→ **Record excerpts**
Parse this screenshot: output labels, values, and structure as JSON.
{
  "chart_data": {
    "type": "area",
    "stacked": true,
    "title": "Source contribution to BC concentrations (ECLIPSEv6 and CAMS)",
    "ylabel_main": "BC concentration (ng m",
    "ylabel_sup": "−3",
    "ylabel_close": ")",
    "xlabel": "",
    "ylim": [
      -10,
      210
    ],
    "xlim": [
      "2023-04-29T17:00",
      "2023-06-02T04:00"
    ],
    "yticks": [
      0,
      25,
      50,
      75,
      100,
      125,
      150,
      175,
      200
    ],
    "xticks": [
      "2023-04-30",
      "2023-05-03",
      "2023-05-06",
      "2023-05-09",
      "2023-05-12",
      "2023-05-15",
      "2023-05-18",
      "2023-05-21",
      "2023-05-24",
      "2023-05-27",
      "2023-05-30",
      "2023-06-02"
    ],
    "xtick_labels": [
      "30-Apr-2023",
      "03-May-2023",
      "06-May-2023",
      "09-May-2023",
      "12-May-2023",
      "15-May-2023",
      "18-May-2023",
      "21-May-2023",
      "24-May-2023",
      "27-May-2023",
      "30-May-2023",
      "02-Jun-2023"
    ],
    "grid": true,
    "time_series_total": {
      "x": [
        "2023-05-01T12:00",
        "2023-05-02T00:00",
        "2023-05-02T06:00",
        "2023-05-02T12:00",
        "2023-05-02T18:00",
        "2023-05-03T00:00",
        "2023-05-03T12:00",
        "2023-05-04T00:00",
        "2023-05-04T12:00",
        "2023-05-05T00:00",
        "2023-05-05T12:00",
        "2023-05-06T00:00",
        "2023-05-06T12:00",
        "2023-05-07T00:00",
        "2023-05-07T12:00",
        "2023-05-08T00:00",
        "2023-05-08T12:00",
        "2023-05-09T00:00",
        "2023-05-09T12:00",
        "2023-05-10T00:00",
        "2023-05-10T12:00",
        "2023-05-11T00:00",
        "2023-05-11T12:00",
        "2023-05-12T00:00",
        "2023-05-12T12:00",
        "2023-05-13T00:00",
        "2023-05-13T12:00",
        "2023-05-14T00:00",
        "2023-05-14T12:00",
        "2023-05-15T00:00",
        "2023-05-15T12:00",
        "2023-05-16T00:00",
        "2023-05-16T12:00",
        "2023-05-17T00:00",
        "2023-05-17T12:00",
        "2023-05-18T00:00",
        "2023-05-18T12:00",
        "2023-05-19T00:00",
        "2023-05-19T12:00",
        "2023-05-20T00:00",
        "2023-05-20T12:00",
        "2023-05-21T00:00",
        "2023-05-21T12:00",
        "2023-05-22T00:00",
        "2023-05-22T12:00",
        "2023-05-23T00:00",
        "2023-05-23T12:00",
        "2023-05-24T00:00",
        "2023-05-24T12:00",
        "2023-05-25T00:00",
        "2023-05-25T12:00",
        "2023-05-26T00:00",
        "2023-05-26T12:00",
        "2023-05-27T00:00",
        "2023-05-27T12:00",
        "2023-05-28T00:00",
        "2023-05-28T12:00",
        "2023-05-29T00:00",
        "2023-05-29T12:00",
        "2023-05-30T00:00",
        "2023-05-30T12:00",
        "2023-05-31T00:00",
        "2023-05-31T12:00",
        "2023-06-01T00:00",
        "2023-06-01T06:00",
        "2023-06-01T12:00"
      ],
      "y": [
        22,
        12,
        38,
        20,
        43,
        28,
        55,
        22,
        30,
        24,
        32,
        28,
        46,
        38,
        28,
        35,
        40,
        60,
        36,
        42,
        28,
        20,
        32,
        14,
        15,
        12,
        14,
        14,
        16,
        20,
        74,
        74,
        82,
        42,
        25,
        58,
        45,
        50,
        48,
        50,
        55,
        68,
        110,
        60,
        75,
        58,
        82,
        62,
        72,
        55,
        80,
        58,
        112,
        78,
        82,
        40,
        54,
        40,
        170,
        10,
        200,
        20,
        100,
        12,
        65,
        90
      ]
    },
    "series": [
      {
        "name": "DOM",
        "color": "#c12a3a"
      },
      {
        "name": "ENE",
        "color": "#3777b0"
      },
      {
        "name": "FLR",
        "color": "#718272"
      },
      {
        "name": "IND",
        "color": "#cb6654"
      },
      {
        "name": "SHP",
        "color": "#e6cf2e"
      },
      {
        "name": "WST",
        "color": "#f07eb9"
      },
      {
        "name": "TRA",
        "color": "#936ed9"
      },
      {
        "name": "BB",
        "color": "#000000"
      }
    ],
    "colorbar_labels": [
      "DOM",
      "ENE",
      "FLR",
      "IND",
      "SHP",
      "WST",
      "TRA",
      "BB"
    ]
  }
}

→ **Objective**
Filter the entries and copy out every line with the word "name".

→ **Finished answer**
        "name": "DOM",
        "name": "ENE",
        "name": "FLR",
        "name": "IND",
        "name": "SHP",
        "name": "WST",
        "name": "TRA",
        "name": "BB",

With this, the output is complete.